Saved entries
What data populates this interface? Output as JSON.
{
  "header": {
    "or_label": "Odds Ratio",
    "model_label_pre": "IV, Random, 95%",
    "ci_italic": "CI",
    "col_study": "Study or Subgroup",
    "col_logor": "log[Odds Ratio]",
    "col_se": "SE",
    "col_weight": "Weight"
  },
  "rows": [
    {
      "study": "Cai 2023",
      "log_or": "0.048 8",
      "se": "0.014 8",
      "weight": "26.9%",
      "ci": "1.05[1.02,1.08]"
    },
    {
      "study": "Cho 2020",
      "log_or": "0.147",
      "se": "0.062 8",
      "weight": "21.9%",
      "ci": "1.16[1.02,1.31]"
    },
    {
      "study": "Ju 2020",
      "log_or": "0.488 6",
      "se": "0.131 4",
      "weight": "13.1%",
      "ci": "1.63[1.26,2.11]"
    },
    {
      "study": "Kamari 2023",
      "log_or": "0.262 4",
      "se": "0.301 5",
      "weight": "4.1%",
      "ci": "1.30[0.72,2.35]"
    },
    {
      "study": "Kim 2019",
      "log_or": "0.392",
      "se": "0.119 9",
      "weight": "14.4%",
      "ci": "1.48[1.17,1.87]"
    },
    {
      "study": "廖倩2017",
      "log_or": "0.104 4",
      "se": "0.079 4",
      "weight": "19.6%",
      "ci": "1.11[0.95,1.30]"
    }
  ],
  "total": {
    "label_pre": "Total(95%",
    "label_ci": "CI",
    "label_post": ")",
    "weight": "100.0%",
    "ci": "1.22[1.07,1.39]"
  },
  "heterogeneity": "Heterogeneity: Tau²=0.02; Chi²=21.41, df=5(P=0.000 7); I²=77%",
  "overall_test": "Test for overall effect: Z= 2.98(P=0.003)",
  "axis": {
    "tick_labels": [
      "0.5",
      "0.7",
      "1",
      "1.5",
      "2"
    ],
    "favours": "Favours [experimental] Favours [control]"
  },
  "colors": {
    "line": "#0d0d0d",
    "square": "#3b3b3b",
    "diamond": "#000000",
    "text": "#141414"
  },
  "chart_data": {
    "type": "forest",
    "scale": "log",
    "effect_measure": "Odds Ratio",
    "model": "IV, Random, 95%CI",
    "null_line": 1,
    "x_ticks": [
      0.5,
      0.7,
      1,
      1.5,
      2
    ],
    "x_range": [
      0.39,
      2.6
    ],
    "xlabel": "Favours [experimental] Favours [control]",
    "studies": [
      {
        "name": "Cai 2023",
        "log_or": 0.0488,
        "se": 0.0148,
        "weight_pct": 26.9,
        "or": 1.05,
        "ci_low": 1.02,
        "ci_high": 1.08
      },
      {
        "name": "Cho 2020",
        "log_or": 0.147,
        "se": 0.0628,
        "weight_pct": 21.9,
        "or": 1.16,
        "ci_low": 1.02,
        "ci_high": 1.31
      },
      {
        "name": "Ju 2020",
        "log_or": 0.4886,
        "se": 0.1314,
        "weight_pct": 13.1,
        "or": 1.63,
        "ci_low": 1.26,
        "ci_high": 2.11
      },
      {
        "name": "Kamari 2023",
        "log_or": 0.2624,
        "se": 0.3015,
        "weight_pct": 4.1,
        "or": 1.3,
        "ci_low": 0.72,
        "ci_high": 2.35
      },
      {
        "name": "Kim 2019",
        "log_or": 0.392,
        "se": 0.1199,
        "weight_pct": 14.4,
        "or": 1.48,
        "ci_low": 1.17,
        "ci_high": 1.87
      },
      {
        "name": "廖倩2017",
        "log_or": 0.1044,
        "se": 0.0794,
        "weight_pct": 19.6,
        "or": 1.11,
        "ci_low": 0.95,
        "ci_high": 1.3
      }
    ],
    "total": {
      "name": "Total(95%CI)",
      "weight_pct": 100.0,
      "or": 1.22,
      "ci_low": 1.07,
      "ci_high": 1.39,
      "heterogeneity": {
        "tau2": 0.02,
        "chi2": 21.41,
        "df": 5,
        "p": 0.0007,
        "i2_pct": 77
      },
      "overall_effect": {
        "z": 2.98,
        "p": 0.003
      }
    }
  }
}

* [DIRECTIONS] Where a line in the entries holds the word "heterogeneity", copy that line.

* [THE RESULT]
  "heterogeneity": "Heterogeneity: Tau²=0.02; Chi²=21.41, df=5(P=0.000 7); I²=77%",
      "heterogeneity": {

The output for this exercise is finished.